- Written problem: Only the lines holding the string "能够兼任其它项目教学者优先" are needed. Copy each one.
-- start of Record extracts --
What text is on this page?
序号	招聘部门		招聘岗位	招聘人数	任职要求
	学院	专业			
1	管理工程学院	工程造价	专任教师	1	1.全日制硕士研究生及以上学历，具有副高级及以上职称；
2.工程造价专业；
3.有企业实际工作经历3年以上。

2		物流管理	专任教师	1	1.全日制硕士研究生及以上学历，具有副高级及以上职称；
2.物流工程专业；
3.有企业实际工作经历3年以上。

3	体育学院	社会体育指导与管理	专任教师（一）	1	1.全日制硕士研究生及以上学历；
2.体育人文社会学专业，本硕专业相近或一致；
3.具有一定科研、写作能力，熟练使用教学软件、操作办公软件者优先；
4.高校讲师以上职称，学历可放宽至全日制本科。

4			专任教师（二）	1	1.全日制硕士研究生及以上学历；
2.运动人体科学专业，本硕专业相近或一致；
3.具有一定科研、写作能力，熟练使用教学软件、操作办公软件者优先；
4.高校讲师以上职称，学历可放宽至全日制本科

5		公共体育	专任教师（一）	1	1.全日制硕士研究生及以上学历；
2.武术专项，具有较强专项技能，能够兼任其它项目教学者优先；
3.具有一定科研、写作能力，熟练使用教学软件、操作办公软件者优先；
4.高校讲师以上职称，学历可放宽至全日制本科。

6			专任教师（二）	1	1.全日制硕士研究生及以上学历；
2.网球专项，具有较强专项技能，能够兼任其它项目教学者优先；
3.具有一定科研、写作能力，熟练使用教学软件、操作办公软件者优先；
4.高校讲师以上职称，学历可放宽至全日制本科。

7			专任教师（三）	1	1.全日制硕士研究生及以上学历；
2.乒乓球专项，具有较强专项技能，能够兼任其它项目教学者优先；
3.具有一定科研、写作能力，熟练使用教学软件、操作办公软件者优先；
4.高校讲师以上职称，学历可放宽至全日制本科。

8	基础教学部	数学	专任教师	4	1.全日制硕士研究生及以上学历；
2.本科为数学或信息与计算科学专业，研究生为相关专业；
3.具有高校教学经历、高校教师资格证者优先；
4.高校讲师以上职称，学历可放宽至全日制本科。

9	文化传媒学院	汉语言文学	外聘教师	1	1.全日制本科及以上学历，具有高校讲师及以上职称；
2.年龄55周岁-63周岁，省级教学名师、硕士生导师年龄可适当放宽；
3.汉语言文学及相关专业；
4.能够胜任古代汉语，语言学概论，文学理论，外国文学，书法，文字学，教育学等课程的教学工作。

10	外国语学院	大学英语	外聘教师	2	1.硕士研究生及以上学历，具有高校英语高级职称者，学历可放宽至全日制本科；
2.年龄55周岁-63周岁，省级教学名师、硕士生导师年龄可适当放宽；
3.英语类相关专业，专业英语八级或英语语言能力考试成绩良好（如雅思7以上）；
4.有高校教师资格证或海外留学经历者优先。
-- end of Record extracts --
- The output:
2.武术专项，具有较强专项技能，能够兼任其它项目教学者优先；
2.网球专项，具有较强专项技能，能够兼任其它项目教学者优先；
2.乒乓球专项，具有较强专项技能，能够兼任其它项目教学者优先；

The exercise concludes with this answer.